(Dataset records on visual material)
— begin —
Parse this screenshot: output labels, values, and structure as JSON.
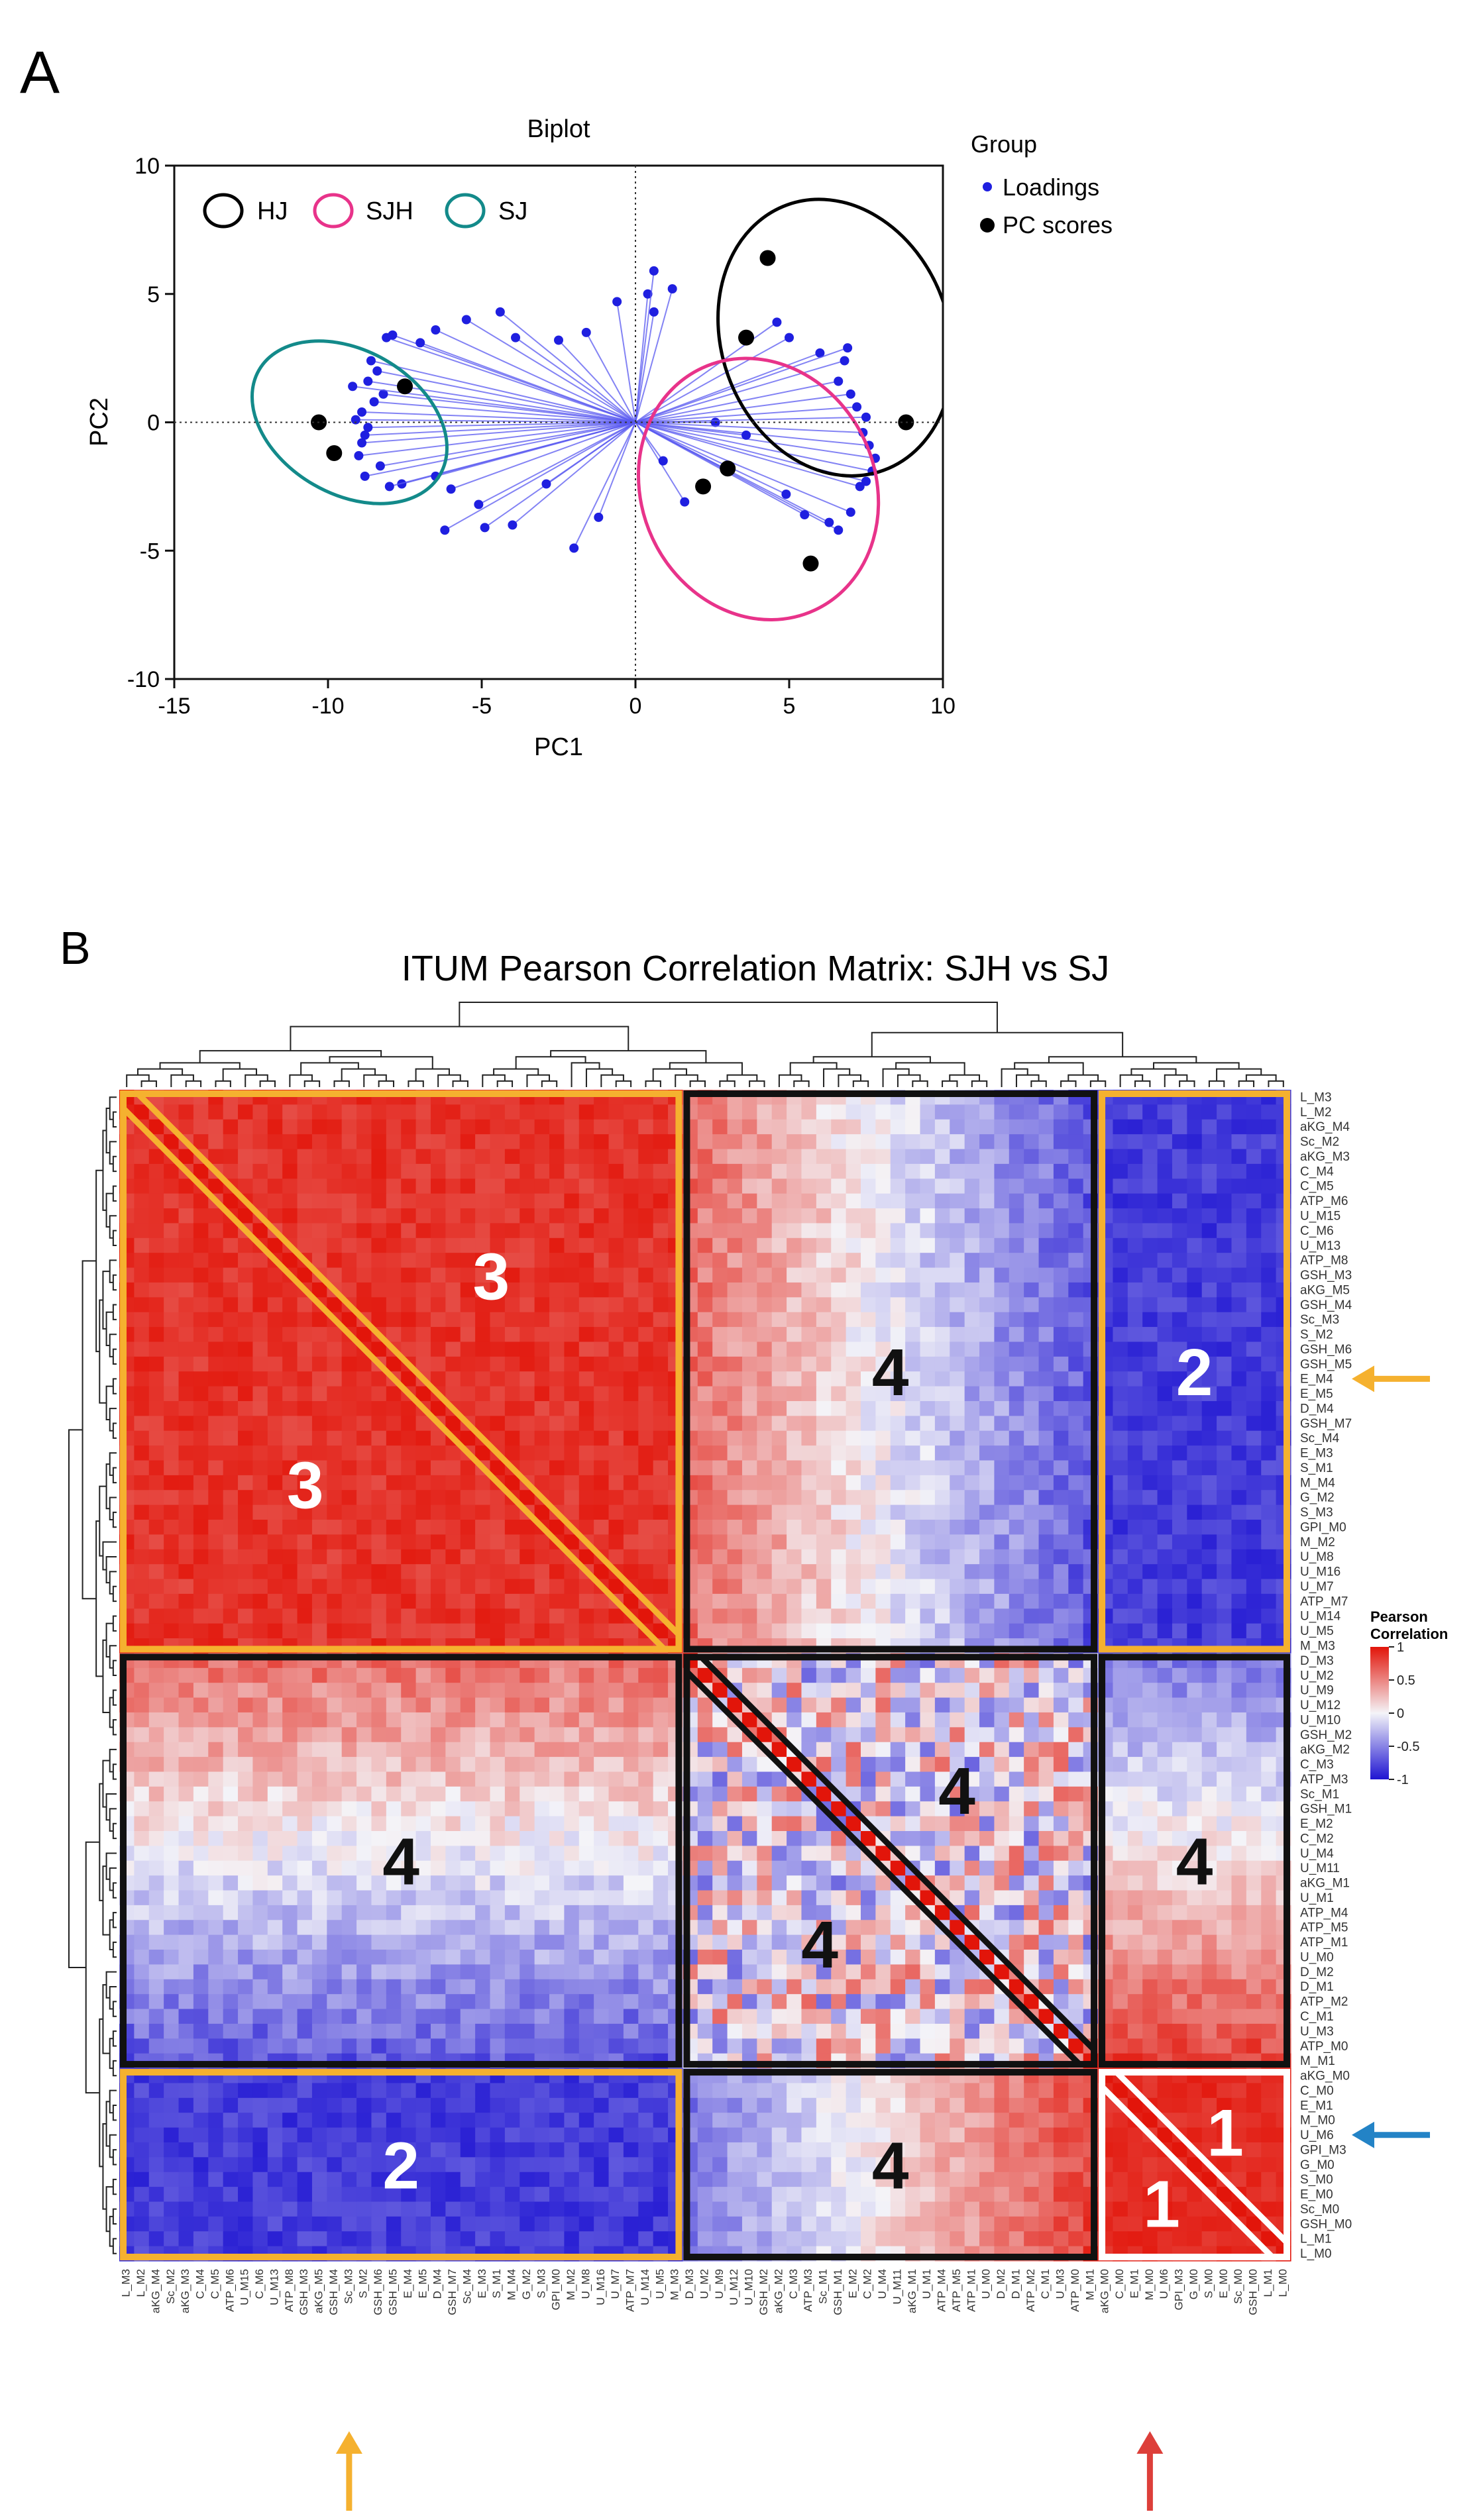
{
  "figure": {
    "panel_a_label": "A",
    "panel_b_label": "B"
  },
  "chart_data": [
    {
      "type": "scatter",
      "title": "Biplot",
      "xlabel": "PC1",
      "ylabel": "PC2",
      "xlim": [
        -15,
        10
      ],
      "ylim": [
        -10,
        10
      ],
      "xticks": [
        -15,
        -10,
        -5,
        0,
        5,
        10
      ],
      "yticks": [
        -10,
        -5,
        0,
        5,
        10
      ],
      "xtick_labels": [
        "-15",
        "-10",
        "-5",
        "0",
        "5",
        "10"
      ],
      "ytick_labels": [
        "-10",
        "-5",
        "0",
        "5",
        "10"
      ],
      "legend": {
        "title": "Group",
        "entries": [
          "Loadings",
          "PC scores"
        ],
        "colors": [
          "#1f1fe0",
          "#000000"
        ]
      },
      "group_legend": {
        "entries": [
          "HJ",
          "SJH",
          "SJ"
        ],
        "colors": [
          "#000000",
          "#e8338a",
          "#138a8a"
        ]
      },
      "group_ellipses": [
        {
          "name": "HJ",
          "color": "#000000",
          "cx": 6.5,
          "cy": 3.3,
          "rx": 3.7,
          "ry": 5.5,
          "angle_deg": -20
        },
        {
          "name": "SJH",
          "color": "#e8338a",
          "cx": 4.0,
          "cy": -2.6,
          "rx": 3.8,
          "ry": 5.2,
          "angle_deg": -25
        },
        {
          "name": "SJ",
          "color": "#138a8a",
          "cx": -9.3,
          "cy": 0.0,
          "rx": 3.4,
          "ry": 2.8,
          "angle_deg": 30
        }
      ],
      "pc_scores": {
        "x": [
          4.3,
          3.6,
          8.8,
          -10.3,
          -9.8,
          -7.5,
          2.2,
          3.0,
          5.7
        ],
        "y": [
          6.4,
          3.3,
          0.0,
          0.0,
          -1.2,
          1.4,
          -2.5,
          -1.8,
          -5.5
        ]
      },
      "loadings": {
        "x": [
          -8.9,
          -9.1,
          -8.7,
          -8.8,
          -8.5,
          -8.2,
          -8.9,
          -9.0,
          -8.7,
          -8.4,
          -8.6,
          -8.1,
          -7.9,
          -8.3,
          -8.8,
          -9.2,
          -7.6,
          -8.0,
          -7.0,
          -6.5,
          -5.5,
          -4.4,
          -3.9,
          -2.5,
          -1.6,
          -0.6,
          -6.5,
          -6.0,
          -5.1,
          -4.0,
          -6.2,
          -4.9,
          -2.9,
          -2.0,
          -1.2,
          0.4,
          0.6,
          0.6,
          1.2,
          2.6,
          4.6,
          5.0,
          6.0,
          6.9,
          6.8,
          6.6,
          7.0,
          7.2,
          7.5,
          7.4,
          7.6,
          7.8,
          7.7,
          7.5,
          7.3,
          7.0,
          6.6,
          6.3,
          5.5,
          4.9,
          3.6,
          2.9,
          1.6,
          0.9
        ],
        "y": [
          0.4,
          0.1,
          -0.2,
          -0.5,
          0.8,
          1.1,
          -0.8,
          -1.3,
          1.6,
          2.0,
          2.4,
          3.3,
          3.4,
          -1.7,
          -2.1,
          1.4,
          -2.4,
          -2.5,
          3.1,
          3.6,
          4.0,
          4.3,
          3.3,
          3.2,
          3.5,
          4.7,
          -2.1,
          -2.6,
          -3.2,
          -4.0,
          -4.2,
          -4.1,
          -2.4,
          -4.9,
          -3.7,
          5.0,
          4.3,
          5.9,
          5.2,
          0.0,
          3.9,
          3.3,
          2.7,
          2.9,
          2.4,
          1.6,
          1.1,
          0.6,
          0.2,
          -0.4,
          -0.9,
          -1.4,
          -1.9,
          -2.3,
          -2.5,
          -3.5,
          -4.2,
          -3.9,
          -3.6,
          -2.8,
          -0.5,
          -1.8,
          -3.1,
          -1.5
        ]
      }
    },
    {
      "type": "heatmap",
      "title": "ITUM Pearson Correlation Matrix: SJH vs SJ",
      "colorbar": {
        "title_line1": "Pearson",
        "title_line2": "Correlation",
        "ticks": [
          1,
          0.5,
          0,
          -0.5,
          -1
        ],
        "tick_labels": [
          "1",
          "0.5",
          "0",
          "-0.5",
          "-1"
        ],
        "low_color": "#1e14d2",
        "mid_color": "#f4f4f8",
        "high_color": "#e2150a"
      },
      "row_labels": [
        "L_M3",
        "L_M2",
        "aKG_M4",
        "Sc_M2",
        "aKG_M3",
        "C_M4",
        "C_M5",
        "ATP_M6",
        "U_M15",
        "C_M6",
        "U_M13",
        "ATP_M8",
        "GSH_M3",
        "aKG_M5",
        "GSH_M4",
        "Sc_M3",
        "S_M2",
        "GSH_M6",
        "GSH_M5",
        "E_M4",
        "E_M5",
        "D_M4",
        "GSH_M7",
        "Sc_M4",
        "E_M3",
        "S_M1",
        "M_M4",
        "G_M2",
        "S_M3",
        "GPI_M0",
        "M_M2",
        "U_M8",
        "U_M16",
        "U_M7",
        "ATP_M7",
        "U_M14",
        "U_M5",
        "M_M3",
        "D_M3",
        "U_M2",
        "U_M9",
        "U_M12",
        "U_M10",
        "GSH_M2",
        "aKG_M2",
        "C_M3",
        "ATP_M3",
        "Sc_M1",
        "GSH_M1",
        "E_M2",
        "C_M2",
        "U_M4",
        "U_M11",
        "aKG_M1",
        "U_M1",
        "ATP_M4",
        "ATP_M5",
        "ATP_M1",
        "U_M0",
        "D_M2",
        "D_M1",
        "ATP_M2",
        "C_M1",
        "U_M3",
        "ATP_M0",
        "M_M1",
        "aKG_M0",
        "C_M0",
        "E_M1",
        "M_M0",
        "U_M6",
        "GPI_M3",
        "G_M0",
        "S_M0",
        "E_M0",
        "Sc_M0",
        "GSH_M0",
        "L_M1",
        "L_M0"
      ],
      "col_labels": [
        "L_M3",
        "L_M2",
        "aKG_M4",
        "Sc_M2",
        "aKG_M3",
        "C_M4",
        "C_M5",
        "ATP_M6",
        "U_M15",
        "C_M6",
        "U_M13",
        "ATP_M8",
        "GSH_M3",
        "aKG_M5",
        "GSH_M4",
        "Sc_M3",
        "S_M2",
        "GSH_M6",
        "GSH_M5",
        "E_M4",
        "E_M5",
        "D_M4",
        "GSH_M7",
        "Sc_M4",
        "E_M3",
        "S_M1",
        "M_M4",
        "G_M2",
        "S_M3",
        "GPI_M0",
        "M_M2",
        "U_M8",
        "U_M16",
        "U_M7",
        "ATP_M7",
        "U_M14",
        "U_M5",
        "M_M3",
        "D_M3",
        "U_M2",
        "U_M9",
        "U_M12",
        "U_M10",
        "GSH_M2",
        "aKG_M2",
        "C_M3",
        "ATP_M3",
        "Sc_M1",
        "GSH_M1",
        "E_M2",
        "C_M2",
        "U_M4",
        "U_M11",
        "aKG_M1",
        "U_M1",
        "ATP_M4",
        "ATP_M5",
        "ATP_M1",
        "U_M0",
        "D_M2",
        "D_M1",
        "ATP_M2",
        "C_M1",
        "U_M3",
        "ATP_M0",
        "M_M1",
        "aKG_M0",
        "C_M0",
        "E_M1",
        "M_M0",
        "U_M6",
        "GPI_M3",
        "G_M0",
        "S_M0",
        "E_M0",
        "Sc_M0",
        "GSH_M0",
        "L_M1",
        "L_M0"
      ],
      "cluster_blocks": [
        {
          "id": "A",
          "row_start": 0,
          "row_end": 38,
          "col_start": 0,
          "col_end": 38,
          "label": "3",
          "frame_color": "#f5b12f",
          "level": 0.88
        },
        {
          "id": "B",
          "row_start": 0,
          "row_end": 38,
          "col_start": 38,
          "col_end": 66,
          "label": "4",
          "frame_color": "#111111",
          "level": 0.15
        },
        {
          "id": "C",
          "row_start": 0,
          "row_end": 38,
          "col_start": 66,
          "col_end": 79,
          "label": "2",
          "frame_color": "#f5b12f",
          "level": -0.85
        },
        {
          "id": "D",
          "row_start": 38,
          "row_end": 66,
          "col_start": 0,
          "col_end": 38,
          "label": "4",
          "frame_color": "#111111",
          "level": 0.15
        },
        {
          "id": "E",
          "row_start": 38,
          "row_end": 66,
          "col_start": 38,
          "col_end": 66,
          "label": "4",
          "frame_color": "#111111",
          "level": 0.1
        },
        {
          "id": "F",
          "row_start": 38,
          "row_end": 66,
          "col_start": 66,
          "col_end": 79,
          "label": "4",
          "frame_color": "#111111",
          "level": 0.0
        },
        {
          "id": "G",
          "row_start": 66,
          "row_end": 79,
          "col_start": 0,
          "col_end": 38,
          "label": "2",
          "frame_color": "#f5b12f",
          "level": -0.85
        },
        {
          "id": "H",
          "row_start": 66,
          "row_end": 79,
          "col_start": 38,
          "col_end": 66,
          "label": "4",
          "frame_color": "#111111",
          "level": 0.1
        },
        {
          "id": "I",
          "row_start": 66,
          "row_end": 79,
          "col_start": 66,
          "col_end": 79,
          "label": "1",
          "frame_color": "#ffffff",
          "level": 0.9
        }
      ],
      "triangle_labels": [
        "3",
        "3",
        "4",
        "4",
        "1",
        "1"
      ],
      "highlighted_variables": [
        {
          "name": "E_M4",
          "axis": "row",
          "arrow_color": "#f5b12f"
        },
        {
          "name": "U_M6",
          "axis": "row",
          "arrow_color": "#2383c6"
        },
        {
          "name": "Sc_M3",
          "axis": "col",
          "arrow_color": "#f5b12f"
        },
        {
          "name": "M_M0",
          "axis": "col",
          "arrow_color": "#dd3f3a"
        }
      ]
    }
  ]
}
— end —
Collect each line above holding the string "Pearson".

      "title": "ITUM Pearson Correlation Matrix: SJH vs SJ",
        "title_line1": "Pearson",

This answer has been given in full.